**Work required:**
Check every line of the entries below for the word "خاتما", and copy the ones that have it.

Stored items from a collection:
╔══

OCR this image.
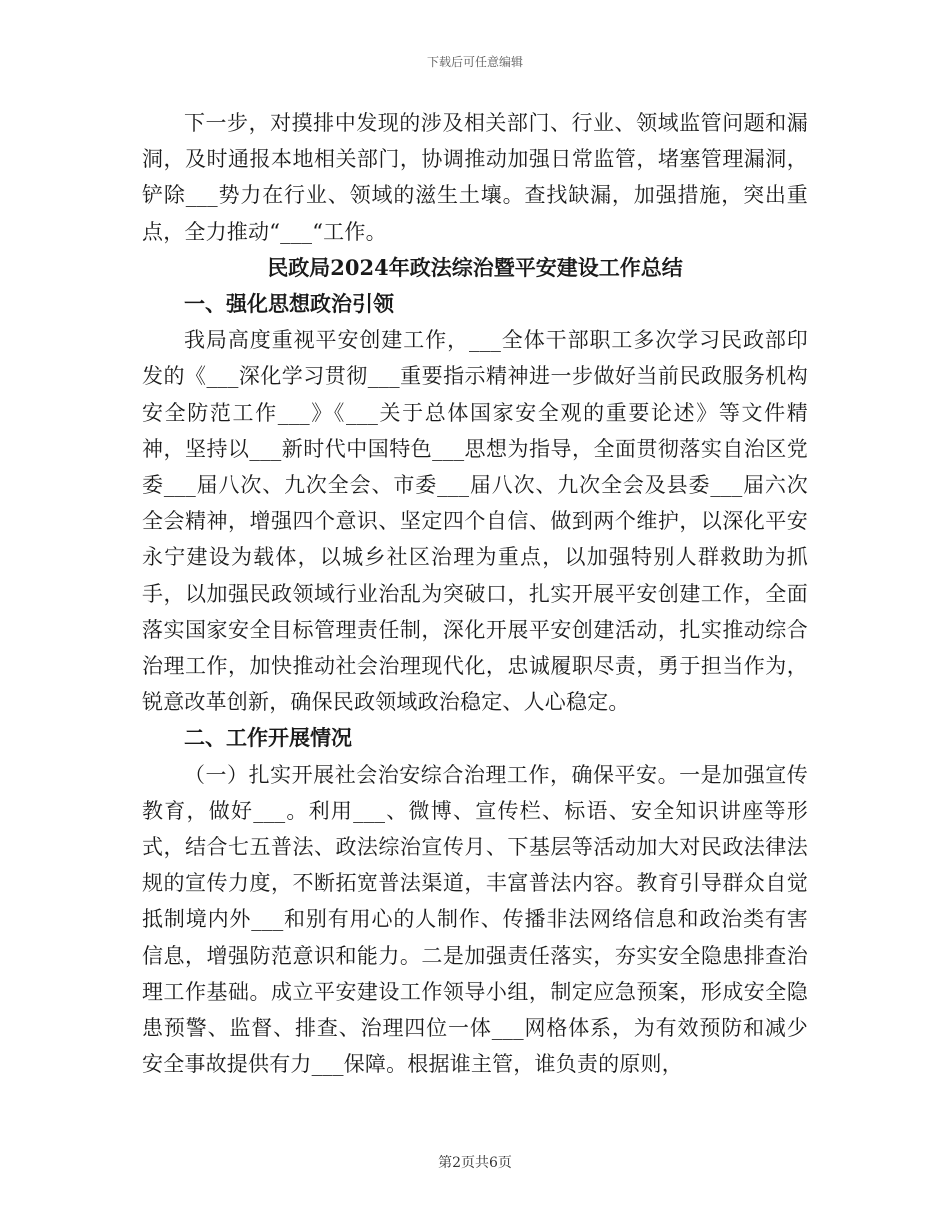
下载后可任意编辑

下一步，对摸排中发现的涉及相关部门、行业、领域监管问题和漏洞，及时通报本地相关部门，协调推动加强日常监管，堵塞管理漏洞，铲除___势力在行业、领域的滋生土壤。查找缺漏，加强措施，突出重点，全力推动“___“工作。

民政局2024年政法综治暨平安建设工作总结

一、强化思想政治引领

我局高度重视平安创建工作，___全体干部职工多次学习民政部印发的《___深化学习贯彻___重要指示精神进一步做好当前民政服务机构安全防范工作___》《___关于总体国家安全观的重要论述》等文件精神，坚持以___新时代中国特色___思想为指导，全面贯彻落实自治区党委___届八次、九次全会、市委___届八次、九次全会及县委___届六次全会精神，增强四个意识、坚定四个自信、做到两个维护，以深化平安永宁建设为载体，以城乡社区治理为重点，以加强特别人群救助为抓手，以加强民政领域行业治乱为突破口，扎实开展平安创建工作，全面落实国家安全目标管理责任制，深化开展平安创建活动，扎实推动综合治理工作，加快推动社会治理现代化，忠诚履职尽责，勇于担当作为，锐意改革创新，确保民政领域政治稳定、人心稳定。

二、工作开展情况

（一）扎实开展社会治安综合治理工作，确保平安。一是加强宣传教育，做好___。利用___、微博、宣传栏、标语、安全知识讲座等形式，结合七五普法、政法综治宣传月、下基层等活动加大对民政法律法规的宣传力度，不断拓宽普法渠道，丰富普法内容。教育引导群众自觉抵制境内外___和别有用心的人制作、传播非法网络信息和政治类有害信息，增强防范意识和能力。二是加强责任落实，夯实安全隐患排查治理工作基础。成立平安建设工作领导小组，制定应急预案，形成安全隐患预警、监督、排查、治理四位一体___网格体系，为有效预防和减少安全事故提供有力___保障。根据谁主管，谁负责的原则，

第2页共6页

╚══
╔══

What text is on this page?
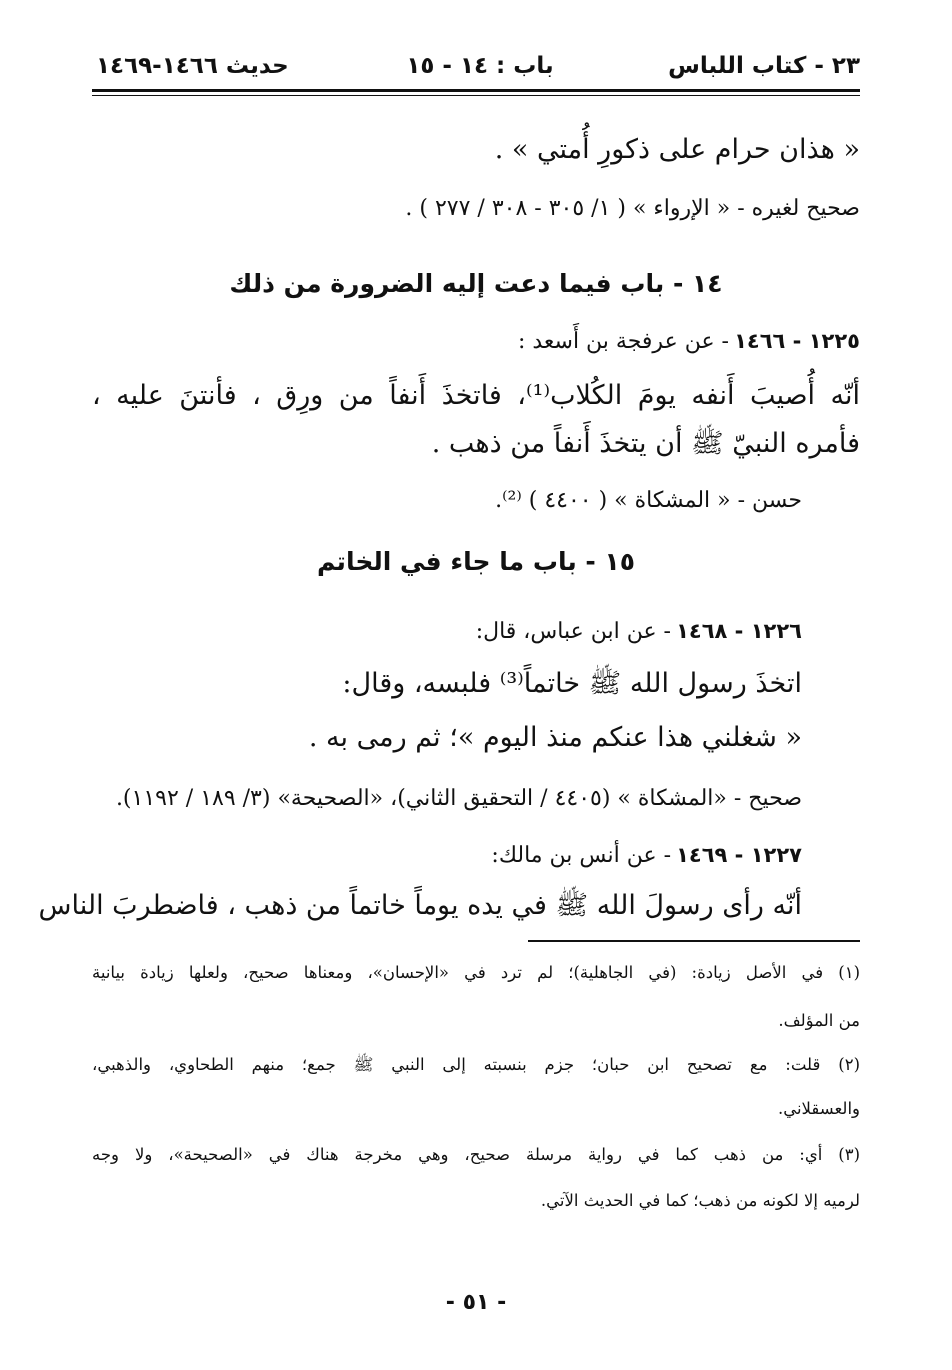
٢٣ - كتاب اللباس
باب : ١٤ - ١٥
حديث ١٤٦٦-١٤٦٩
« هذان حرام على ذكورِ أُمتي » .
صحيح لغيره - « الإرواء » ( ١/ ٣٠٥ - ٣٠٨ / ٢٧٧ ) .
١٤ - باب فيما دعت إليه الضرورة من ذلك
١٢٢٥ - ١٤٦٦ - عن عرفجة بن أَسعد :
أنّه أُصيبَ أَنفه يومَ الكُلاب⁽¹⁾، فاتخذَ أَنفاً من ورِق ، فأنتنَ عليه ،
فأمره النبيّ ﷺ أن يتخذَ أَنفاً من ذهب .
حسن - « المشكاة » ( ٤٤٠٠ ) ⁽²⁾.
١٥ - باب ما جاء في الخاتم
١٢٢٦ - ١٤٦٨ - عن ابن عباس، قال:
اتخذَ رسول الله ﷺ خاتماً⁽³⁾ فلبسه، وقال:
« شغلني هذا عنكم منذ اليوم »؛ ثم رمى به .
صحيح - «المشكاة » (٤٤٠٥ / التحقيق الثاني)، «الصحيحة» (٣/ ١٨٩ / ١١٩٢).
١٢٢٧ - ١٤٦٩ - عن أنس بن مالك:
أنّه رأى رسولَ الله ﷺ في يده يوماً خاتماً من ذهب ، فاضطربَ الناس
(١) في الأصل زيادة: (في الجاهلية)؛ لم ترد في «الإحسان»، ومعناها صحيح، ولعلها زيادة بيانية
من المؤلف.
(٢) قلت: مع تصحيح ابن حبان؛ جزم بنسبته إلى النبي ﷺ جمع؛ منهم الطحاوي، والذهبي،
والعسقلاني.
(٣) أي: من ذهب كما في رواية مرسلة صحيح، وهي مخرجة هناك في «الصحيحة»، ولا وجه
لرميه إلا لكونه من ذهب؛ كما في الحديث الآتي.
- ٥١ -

╚══

**Written reply:**
اتخذَ رسول الله ﷺ خاتماً⁽³⁾ فلبسه، وقال:
أنّه رأى رسولَ الله ﷺ في يده يوماً خاتماً من ذهب ، فاضطربَ الناس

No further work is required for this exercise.